[START]
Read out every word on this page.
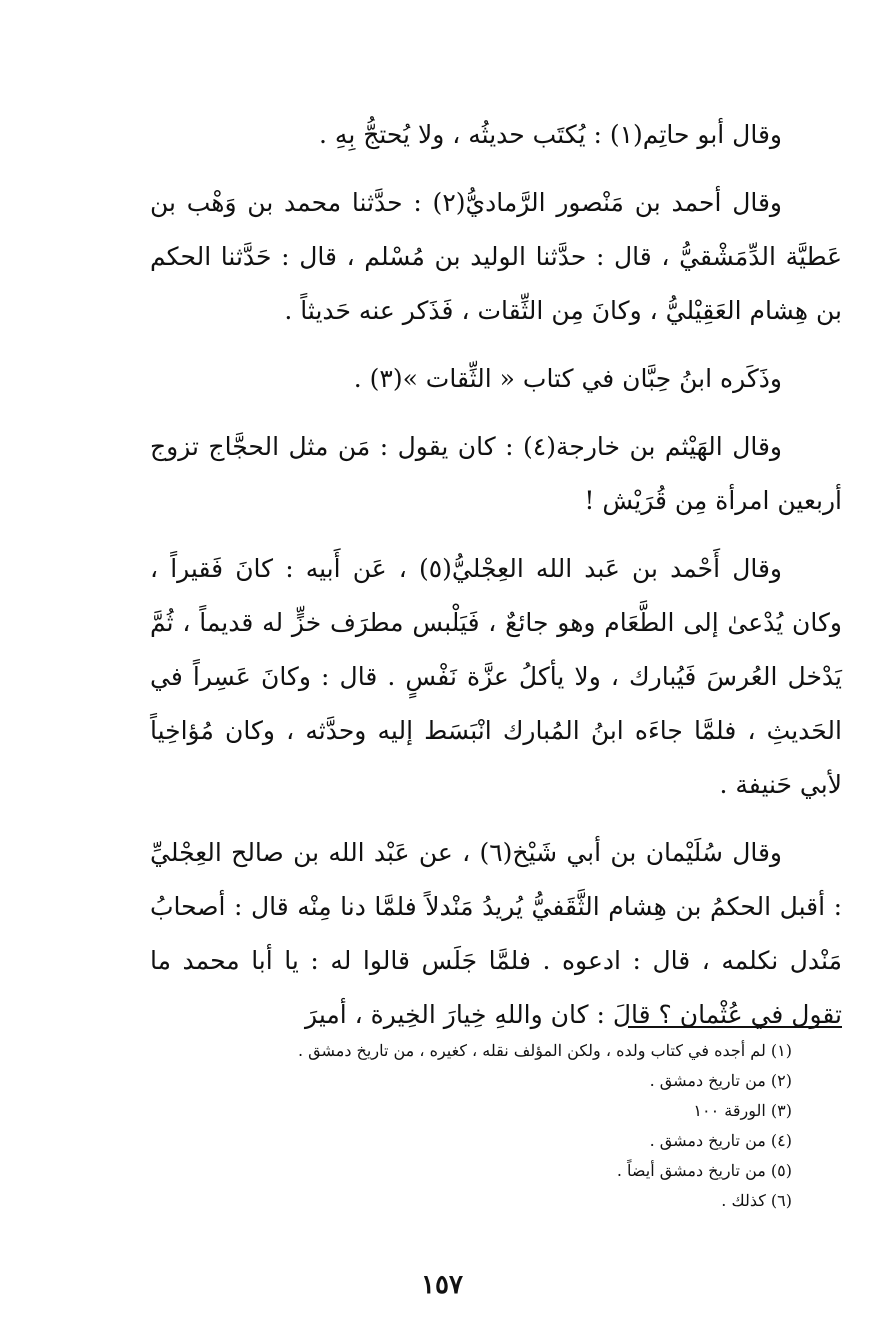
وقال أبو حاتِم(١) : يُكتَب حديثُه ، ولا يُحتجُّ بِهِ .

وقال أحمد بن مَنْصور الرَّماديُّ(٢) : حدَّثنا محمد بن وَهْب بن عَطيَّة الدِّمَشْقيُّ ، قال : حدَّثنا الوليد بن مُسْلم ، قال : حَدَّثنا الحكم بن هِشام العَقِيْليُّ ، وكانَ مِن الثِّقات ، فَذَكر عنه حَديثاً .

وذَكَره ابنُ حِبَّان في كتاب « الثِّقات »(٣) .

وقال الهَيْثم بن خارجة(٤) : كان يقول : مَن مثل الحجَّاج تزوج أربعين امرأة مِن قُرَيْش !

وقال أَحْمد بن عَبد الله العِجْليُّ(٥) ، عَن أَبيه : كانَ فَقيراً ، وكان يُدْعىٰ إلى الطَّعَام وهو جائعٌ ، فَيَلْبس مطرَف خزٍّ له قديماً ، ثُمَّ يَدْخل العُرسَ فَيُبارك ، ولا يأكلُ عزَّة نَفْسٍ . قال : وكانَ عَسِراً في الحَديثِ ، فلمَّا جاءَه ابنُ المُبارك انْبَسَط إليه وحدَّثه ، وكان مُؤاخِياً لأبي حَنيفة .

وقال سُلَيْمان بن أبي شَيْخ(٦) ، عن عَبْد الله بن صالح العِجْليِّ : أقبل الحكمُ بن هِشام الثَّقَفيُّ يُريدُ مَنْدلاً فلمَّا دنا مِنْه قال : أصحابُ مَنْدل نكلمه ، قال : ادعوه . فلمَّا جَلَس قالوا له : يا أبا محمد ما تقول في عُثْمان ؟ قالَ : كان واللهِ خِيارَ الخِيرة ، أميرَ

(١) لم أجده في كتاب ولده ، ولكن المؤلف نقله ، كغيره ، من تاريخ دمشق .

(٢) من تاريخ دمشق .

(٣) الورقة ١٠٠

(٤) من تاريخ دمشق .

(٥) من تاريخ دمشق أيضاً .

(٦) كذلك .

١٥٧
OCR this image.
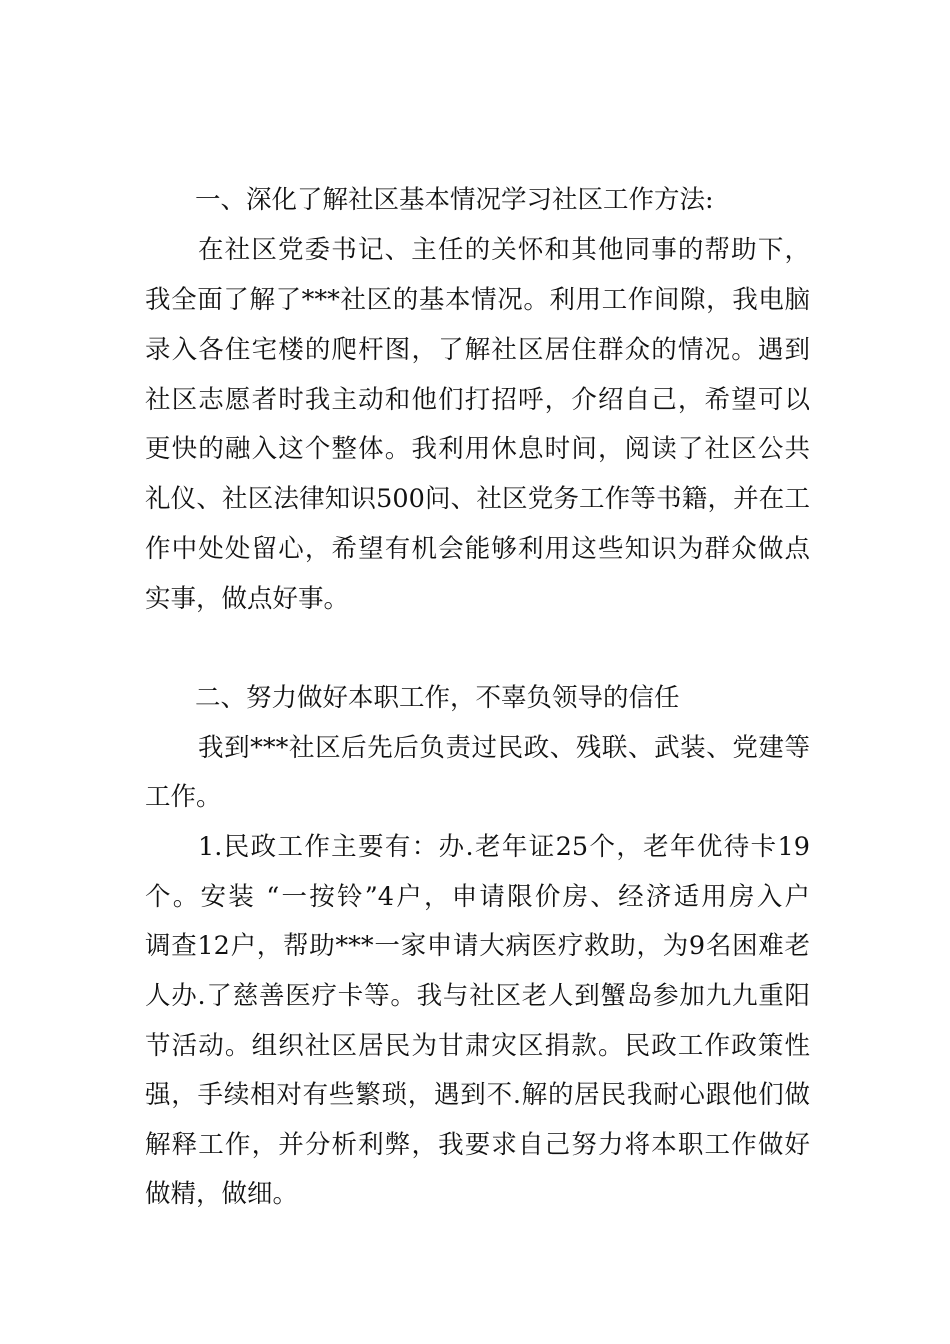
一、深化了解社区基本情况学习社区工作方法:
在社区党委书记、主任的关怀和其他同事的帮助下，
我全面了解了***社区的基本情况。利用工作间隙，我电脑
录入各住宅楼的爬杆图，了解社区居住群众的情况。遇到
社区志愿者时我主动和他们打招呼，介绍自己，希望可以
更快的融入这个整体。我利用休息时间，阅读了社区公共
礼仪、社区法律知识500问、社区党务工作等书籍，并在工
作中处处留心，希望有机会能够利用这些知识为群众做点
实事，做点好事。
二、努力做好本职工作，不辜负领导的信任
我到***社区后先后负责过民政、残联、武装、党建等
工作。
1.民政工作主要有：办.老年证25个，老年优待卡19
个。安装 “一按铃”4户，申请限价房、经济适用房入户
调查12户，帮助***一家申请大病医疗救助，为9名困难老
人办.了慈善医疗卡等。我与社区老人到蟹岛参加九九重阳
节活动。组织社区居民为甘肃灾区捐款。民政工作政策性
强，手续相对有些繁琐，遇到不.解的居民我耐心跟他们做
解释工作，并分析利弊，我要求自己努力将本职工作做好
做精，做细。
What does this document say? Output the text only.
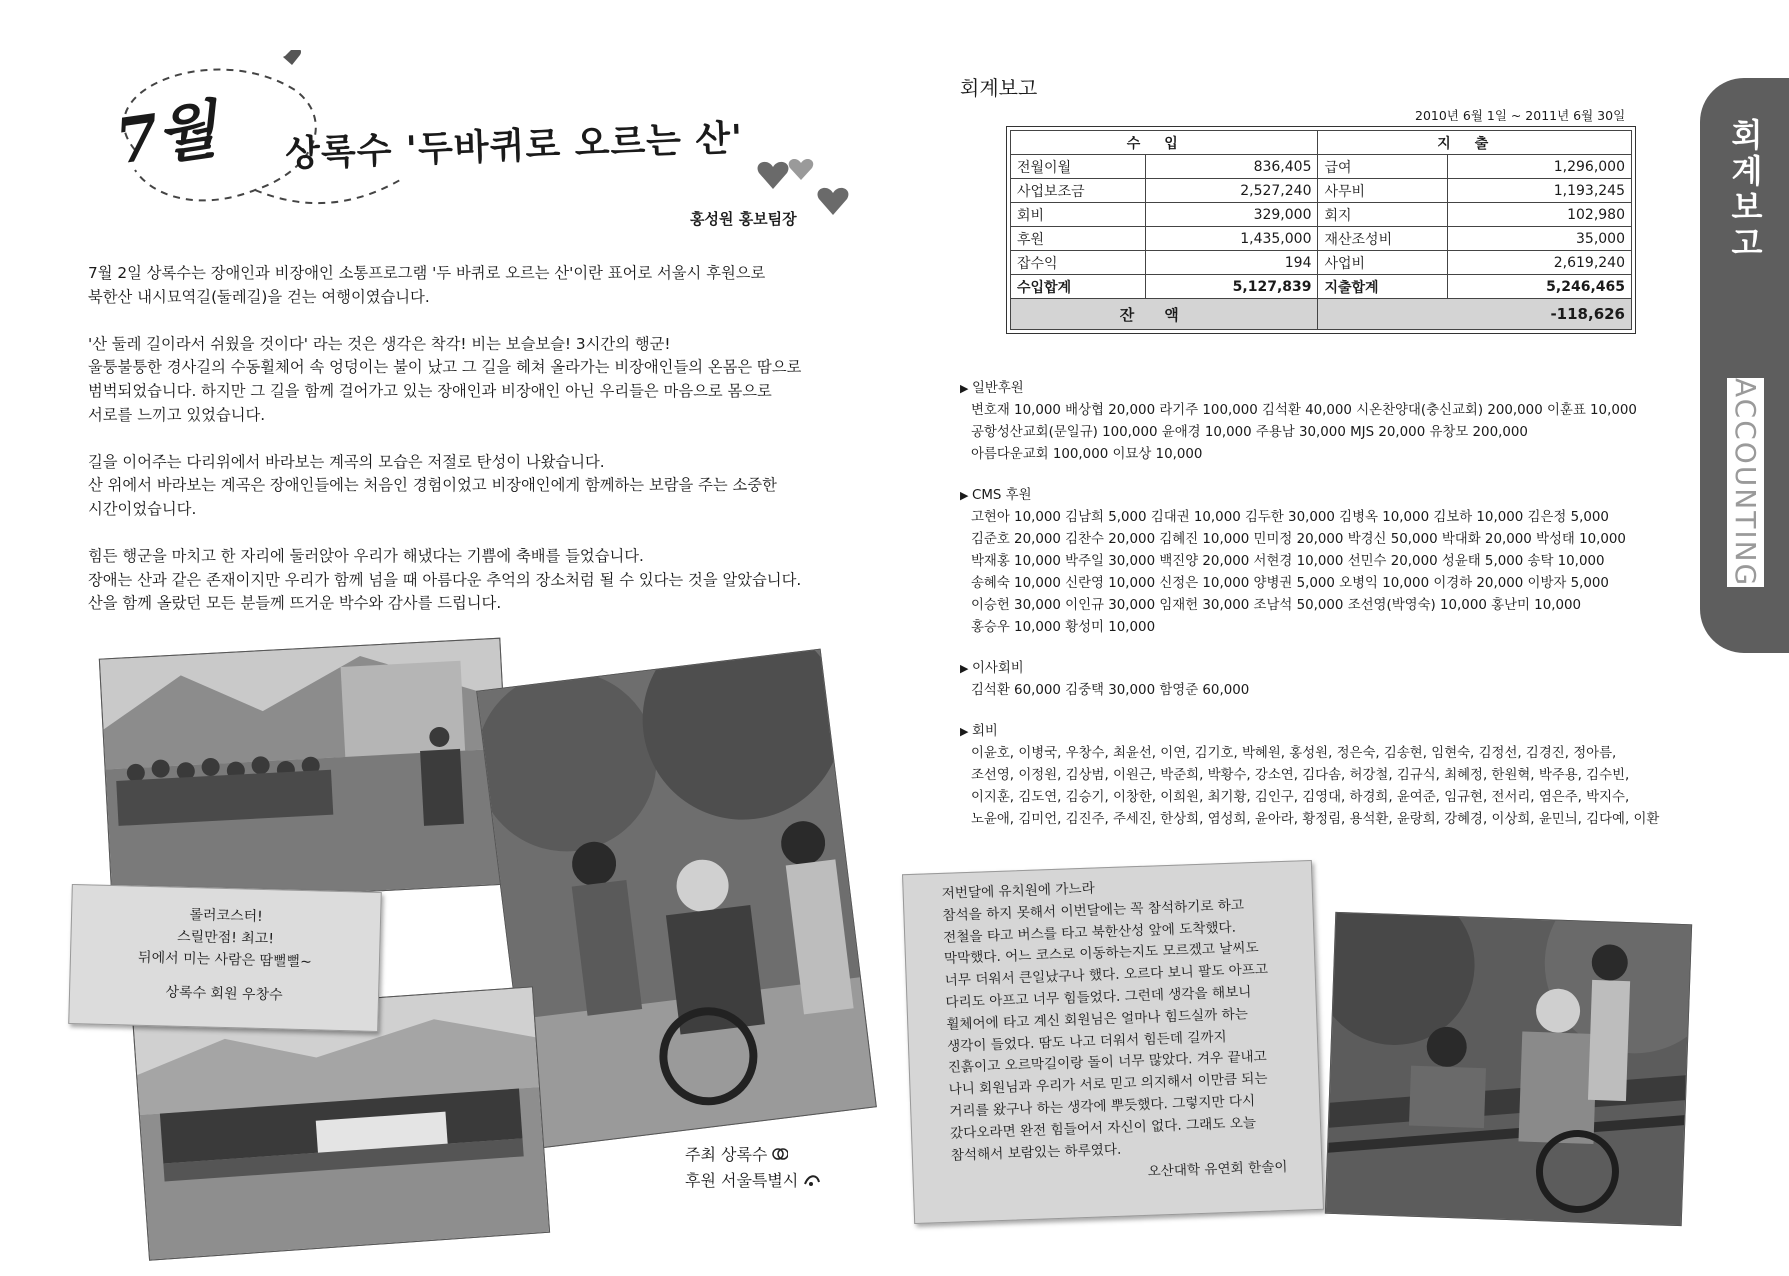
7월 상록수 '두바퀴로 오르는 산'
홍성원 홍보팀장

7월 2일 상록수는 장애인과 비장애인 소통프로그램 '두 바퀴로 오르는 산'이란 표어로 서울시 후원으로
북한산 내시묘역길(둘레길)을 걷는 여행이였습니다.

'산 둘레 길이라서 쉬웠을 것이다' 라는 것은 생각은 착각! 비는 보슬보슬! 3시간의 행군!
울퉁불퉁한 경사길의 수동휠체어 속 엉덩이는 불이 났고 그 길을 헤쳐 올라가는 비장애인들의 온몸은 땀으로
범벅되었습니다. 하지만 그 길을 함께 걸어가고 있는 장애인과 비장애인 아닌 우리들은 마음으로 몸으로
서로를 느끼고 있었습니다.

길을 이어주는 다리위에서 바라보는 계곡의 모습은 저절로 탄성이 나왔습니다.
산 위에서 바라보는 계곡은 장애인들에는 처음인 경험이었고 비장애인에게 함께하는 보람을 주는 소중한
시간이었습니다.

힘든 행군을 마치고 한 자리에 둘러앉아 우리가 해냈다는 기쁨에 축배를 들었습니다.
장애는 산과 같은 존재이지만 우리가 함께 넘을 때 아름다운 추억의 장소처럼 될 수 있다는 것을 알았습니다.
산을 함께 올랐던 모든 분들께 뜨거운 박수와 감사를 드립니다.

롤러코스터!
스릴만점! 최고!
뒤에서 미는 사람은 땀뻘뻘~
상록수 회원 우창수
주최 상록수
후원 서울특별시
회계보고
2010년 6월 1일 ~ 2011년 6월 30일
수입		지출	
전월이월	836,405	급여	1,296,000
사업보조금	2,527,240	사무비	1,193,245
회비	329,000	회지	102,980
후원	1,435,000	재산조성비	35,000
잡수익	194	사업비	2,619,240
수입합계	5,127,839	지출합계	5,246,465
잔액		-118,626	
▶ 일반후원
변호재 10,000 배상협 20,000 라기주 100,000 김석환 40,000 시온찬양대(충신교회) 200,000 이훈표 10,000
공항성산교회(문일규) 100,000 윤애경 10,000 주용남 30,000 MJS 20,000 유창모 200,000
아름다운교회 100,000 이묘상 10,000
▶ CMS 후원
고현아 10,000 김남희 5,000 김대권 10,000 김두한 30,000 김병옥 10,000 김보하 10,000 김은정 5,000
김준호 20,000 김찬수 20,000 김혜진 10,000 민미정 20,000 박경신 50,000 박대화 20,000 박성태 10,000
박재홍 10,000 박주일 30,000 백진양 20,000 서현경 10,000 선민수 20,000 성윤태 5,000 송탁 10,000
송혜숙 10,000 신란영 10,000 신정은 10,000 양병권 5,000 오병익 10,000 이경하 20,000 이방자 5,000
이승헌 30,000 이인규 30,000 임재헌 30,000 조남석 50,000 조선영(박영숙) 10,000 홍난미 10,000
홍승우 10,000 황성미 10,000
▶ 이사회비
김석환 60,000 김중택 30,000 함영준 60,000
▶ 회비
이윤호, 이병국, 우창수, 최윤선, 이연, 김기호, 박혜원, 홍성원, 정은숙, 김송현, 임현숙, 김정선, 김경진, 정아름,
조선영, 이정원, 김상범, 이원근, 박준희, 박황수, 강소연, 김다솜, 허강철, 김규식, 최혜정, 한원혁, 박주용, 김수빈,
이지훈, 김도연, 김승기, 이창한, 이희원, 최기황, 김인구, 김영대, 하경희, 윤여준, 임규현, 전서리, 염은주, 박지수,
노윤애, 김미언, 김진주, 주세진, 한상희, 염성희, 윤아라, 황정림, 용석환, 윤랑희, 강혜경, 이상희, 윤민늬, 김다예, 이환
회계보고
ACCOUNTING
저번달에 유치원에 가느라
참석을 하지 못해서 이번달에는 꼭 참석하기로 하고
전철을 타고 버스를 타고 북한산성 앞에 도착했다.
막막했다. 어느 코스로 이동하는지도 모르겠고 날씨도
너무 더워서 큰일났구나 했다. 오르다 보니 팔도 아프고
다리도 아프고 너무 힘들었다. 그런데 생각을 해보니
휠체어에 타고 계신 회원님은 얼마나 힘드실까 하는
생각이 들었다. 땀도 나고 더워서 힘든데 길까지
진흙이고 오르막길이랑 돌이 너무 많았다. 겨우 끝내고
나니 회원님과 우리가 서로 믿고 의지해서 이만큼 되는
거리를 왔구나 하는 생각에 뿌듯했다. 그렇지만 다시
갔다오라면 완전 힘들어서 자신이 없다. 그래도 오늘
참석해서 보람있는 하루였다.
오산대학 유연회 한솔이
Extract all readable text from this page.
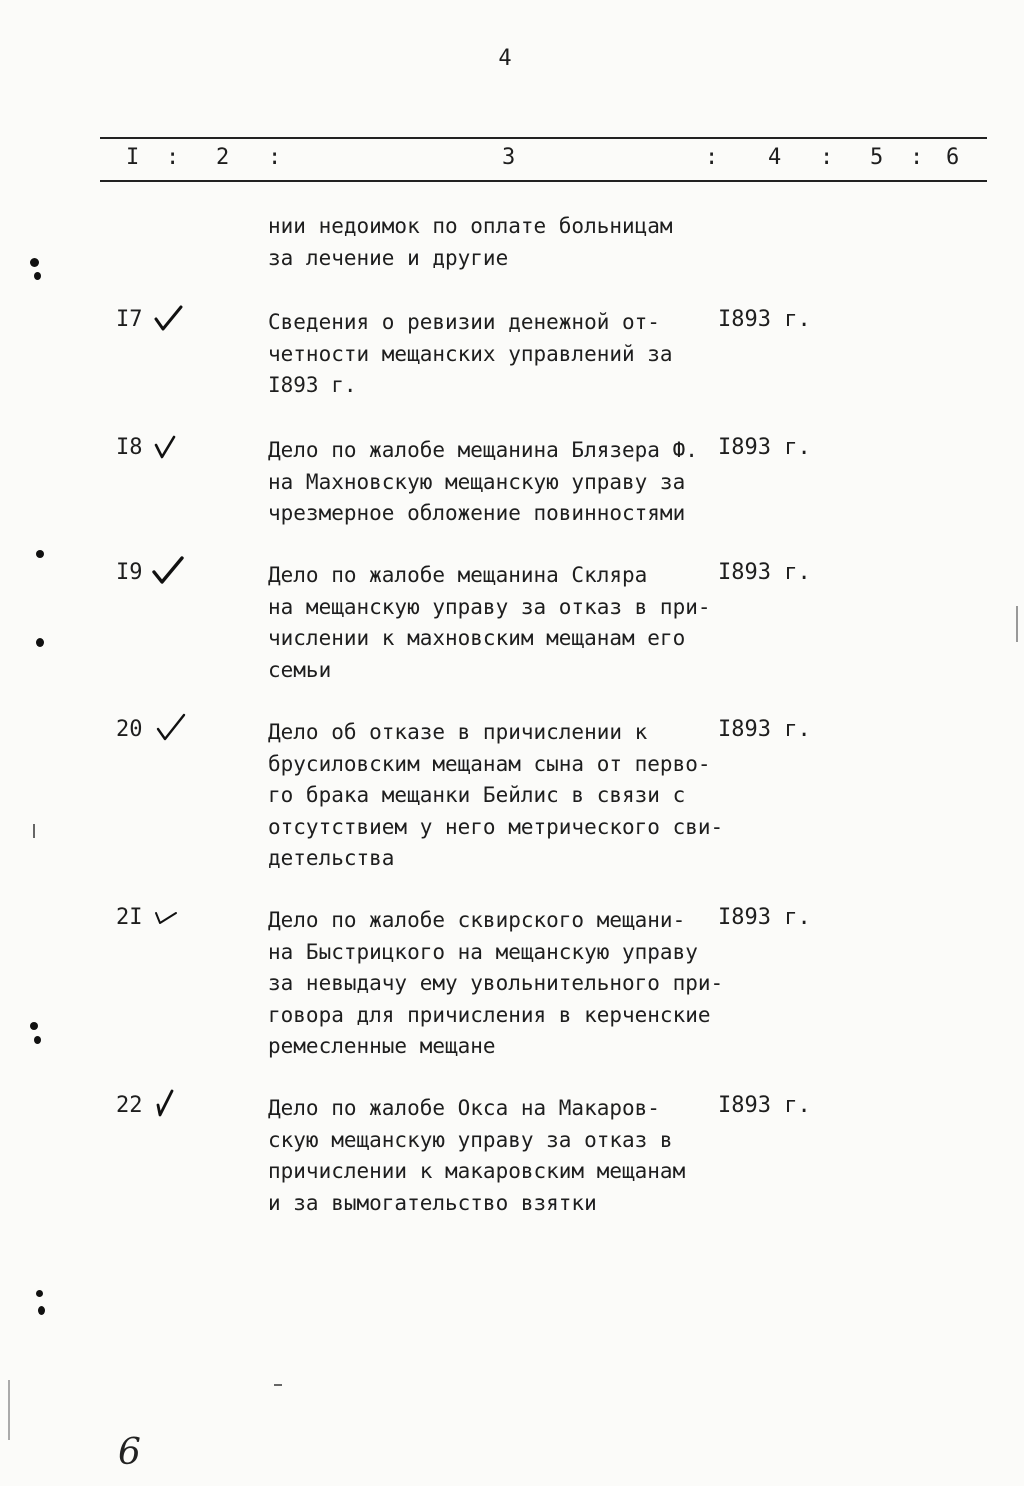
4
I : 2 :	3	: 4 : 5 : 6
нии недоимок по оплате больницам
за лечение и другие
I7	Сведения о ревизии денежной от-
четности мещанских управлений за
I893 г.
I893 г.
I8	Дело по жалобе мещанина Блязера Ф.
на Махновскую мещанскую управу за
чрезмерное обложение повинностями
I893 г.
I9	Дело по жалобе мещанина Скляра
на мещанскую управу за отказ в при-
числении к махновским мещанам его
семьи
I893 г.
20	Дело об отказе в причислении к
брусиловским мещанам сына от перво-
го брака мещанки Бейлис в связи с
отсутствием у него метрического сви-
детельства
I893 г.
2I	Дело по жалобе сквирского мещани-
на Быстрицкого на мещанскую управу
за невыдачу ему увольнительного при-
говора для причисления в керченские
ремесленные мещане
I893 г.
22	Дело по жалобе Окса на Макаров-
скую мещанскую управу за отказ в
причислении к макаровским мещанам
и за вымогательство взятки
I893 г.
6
[END]
__Goal of the exercise__. Retype the line containing "Extract all readable text from this page." and all lines after it through the end of the material, exactly and only those, leaving out pictures.

__Result of this exercise__.
Extract all readable text from this page.
4
I : 2 :	3	: 4 : 5 : 6
нии недоимок по оплате больницам
за лечение и другие
I7	Сведения о ревизии денежной от-
четности мещанских управлений за
I893 г.
I893 г.
I8	Дело по жалобе мещанина Блязера Ф.
на Махновскую мещанскую управу за
чрезмерное обложение повинностями
I893 г.
I9	Дело по жалобе мещанина Скляра
на мещанскую управу за отказ в при-
числении к махновским мещанам его
семьи
I893 г.
20	Дело об отказе в причислении к
брусиловским мещанам сына от перво-
го брака мещанки Бейлис в связи с
отсутствием у него метрического сви-
детельства
I893 г.
2I	Дело по жалобе сквирского мещани-
на Быстрицкого на мещанскую управу
за невыдачу ему увольнительного при-
говора для причисления в керченские
ремесленные мещане
I893 г.
22	Дело по жалобе Окса на Макаров-
скую мещанскую управу за отказ в
причислении к макаровским мещанам
и за вымогательство взятки
I893 г.
6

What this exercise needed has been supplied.